▶ Task data
──────────────────────────────
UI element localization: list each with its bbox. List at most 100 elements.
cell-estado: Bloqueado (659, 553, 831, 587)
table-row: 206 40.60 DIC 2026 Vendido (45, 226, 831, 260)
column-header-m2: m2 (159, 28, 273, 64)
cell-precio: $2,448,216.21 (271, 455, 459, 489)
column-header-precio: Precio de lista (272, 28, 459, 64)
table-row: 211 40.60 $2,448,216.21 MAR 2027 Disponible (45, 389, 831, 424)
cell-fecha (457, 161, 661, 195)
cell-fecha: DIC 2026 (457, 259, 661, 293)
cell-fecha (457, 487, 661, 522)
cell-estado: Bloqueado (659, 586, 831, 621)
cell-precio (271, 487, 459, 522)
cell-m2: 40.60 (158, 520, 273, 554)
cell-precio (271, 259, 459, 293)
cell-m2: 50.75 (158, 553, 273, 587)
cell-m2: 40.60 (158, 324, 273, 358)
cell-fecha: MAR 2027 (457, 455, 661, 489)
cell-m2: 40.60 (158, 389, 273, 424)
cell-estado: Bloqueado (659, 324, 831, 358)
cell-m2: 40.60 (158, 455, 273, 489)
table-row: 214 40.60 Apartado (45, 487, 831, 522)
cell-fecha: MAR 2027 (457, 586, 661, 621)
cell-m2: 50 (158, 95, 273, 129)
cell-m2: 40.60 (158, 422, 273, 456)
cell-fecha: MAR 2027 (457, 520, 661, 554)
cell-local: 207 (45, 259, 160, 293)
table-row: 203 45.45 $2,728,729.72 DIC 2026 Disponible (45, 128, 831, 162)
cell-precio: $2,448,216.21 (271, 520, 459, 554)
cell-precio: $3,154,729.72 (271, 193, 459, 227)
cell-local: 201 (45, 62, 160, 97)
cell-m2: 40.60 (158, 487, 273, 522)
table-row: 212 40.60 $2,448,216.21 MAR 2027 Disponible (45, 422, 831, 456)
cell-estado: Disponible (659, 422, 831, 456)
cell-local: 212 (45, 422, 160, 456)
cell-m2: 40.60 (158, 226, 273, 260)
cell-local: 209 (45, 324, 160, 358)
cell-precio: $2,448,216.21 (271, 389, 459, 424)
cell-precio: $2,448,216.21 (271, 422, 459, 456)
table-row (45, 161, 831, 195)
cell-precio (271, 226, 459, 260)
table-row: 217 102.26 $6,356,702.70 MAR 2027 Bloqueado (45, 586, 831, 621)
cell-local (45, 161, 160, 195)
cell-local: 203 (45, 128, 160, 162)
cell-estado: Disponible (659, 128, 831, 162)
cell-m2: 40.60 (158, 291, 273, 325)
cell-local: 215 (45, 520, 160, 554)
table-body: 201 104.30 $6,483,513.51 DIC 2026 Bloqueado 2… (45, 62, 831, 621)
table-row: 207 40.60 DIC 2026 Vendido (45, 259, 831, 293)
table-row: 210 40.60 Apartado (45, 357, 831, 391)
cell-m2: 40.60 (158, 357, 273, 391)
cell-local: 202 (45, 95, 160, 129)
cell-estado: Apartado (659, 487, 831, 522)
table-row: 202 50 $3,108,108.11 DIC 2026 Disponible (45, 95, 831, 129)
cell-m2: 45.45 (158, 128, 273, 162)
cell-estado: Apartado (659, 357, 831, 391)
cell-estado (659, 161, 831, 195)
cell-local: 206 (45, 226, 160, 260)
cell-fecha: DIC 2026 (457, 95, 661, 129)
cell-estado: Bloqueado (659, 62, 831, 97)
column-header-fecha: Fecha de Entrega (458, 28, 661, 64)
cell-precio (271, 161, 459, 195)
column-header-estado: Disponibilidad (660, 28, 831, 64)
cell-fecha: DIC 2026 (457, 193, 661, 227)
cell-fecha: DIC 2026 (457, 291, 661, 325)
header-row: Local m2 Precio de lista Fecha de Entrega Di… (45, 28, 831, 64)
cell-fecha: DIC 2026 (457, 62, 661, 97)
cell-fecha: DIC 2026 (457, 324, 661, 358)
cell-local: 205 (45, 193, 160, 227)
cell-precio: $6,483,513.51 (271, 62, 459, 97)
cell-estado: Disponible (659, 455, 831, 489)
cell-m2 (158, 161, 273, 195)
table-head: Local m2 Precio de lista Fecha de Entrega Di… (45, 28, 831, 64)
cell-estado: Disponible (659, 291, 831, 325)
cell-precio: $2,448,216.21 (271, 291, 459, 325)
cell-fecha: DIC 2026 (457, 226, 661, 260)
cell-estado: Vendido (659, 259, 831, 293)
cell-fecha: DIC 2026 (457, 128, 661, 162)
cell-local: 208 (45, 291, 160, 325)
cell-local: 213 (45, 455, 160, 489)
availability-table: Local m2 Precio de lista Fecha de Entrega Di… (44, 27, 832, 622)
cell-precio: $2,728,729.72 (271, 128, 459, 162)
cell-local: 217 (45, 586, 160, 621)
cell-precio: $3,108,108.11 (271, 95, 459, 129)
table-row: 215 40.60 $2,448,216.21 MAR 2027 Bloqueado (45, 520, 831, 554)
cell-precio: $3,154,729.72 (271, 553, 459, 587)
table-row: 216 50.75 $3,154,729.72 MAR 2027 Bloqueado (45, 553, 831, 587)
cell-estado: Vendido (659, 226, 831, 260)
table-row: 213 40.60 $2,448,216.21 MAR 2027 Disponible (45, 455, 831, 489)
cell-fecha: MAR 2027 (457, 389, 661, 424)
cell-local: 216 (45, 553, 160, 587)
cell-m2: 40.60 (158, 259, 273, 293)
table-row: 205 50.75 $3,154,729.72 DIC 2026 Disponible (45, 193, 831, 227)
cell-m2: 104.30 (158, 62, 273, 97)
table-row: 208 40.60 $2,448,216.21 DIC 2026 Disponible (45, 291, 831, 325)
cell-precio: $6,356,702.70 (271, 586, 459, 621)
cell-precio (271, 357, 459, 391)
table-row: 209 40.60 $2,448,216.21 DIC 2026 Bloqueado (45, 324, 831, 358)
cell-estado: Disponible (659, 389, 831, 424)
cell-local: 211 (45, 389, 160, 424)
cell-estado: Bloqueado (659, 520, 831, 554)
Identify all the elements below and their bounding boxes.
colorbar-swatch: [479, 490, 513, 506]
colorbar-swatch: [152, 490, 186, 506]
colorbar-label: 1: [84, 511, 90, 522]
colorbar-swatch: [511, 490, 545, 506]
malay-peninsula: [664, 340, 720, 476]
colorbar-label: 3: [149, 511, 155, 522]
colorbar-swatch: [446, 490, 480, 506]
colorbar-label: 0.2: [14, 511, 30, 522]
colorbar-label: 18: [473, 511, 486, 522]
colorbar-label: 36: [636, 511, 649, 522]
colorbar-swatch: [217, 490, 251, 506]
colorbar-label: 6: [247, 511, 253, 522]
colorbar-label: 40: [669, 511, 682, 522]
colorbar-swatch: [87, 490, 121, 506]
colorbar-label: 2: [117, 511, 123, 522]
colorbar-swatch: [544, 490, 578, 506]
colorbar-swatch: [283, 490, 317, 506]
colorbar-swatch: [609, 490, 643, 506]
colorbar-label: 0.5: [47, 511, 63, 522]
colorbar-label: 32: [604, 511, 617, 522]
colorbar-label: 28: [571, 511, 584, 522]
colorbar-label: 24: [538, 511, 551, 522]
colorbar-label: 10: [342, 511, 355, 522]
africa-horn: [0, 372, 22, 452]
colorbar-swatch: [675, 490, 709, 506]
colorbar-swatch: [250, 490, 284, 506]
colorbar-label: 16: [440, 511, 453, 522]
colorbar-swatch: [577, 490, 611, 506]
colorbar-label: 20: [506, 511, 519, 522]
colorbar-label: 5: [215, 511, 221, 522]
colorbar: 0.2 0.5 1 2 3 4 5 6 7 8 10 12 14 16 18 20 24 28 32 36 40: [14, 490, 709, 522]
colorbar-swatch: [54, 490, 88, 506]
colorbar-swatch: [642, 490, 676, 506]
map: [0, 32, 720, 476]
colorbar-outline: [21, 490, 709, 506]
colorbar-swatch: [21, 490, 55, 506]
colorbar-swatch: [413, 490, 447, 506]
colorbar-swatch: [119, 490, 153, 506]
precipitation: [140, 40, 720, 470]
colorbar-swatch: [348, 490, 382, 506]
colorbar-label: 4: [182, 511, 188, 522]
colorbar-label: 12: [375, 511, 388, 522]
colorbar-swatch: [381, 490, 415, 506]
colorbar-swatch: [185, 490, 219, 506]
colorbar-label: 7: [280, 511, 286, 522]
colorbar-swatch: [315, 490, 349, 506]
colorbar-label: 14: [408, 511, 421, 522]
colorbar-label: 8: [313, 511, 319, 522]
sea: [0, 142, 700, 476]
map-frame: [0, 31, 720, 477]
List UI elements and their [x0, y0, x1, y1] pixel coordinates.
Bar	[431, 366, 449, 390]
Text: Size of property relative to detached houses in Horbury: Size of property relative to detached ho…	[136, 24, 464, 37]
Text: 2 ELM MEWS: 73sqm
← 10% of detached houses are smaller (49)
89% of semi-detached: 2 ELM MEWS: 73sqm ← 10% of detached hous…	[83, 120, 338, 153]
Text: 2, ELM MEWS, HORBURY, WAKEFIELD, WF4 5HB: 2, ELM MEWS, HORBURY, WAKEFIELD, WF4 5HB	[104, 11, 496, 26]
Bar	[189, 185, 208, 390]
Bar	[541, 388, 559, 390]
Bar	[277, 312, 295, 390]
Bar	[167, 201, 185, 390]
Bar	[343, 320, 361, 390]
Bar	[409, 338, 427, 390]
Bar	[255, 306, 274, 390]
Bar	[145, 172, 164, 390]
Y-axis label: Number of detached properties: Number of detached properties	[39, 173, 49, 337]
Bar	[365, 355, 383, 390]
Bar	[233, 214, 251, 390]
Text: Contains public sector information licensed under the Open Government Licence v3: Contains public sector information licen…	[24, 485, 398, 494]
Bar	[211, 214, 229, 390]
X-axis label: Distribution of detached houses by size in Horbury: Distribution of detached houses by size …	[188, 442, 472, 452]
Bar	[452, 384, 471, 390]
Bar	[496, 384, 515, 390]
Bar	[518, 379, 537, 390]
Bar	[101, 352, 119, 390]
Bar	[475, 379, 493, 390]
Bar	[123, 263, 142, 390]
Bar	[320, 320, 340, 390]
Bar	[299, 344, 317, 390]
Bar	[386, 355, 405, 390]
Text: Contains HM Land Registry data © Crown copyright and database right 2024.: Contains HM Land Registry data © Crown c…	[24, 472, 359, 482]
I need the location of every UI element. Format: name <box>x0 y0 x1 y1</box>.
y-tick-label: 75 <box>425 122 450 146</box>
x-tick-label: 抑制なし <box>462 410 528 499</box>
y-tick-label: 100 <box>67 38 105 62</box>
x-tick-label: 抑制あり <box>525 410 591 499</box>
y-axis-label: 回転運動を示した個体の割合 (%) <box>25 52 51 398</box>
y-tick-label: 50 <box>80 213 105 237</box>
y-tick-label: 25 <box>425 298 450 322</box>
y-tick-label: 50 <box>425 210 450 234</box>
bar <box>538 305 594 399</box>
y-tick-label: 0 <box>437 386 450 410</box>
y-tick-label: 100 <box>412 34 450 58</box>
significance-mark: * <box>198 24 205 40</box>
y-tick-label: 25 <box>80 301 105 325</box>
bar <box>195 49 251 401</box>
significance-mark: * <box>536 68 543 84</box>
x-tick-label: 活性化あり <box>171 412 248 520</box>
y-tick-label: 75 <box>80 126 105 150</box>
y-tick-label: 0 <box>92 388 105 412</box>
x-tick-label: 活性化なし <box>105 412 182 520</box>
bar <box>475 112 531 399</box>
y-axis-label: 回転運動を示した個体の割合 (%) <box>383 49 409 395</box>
──────────────────────────────
Please write out everything from the start of the material down to the line containing "cell-m2: 50.75 (158, 553, 273, 587)", that line included, reproducing each line precisely.

▶ Finished exercise
UI element localization: list each with its bbox. List at most 100 elements.
cell-estado: Bloqueado (659, 553, 831, 587)
table-row: 206 40.60 DIC 2026 Vendido (45, 226, 831, 260)
column-header-m2: m2 (159, 28, 273, 64)
cell-precio: $2,448,216.21 (271, 455, 459, 489)
column-header-precio: Precio de lista (272, 28, 459, 64)
table-row: 211 40.60 $2,448,216.21 MAR 2027 Disponible (45, 389, 831, 424)
cell-fecha (457, 161, 661, 195)
cell-fecha: DIC 2026 (457, 259, 661, 293)
cell-fecha (457, 487, 661, 522)
cell-estado: Bloqueado (659, 586, 831, 621)
cell-precio (271, 487, 459, 522)
cell-m2: 40.60 (158, 520, 273, 554)
cell-precio (271, 259, 459, 293)
cell-m2: 50.75 (158, 553, 273, 587)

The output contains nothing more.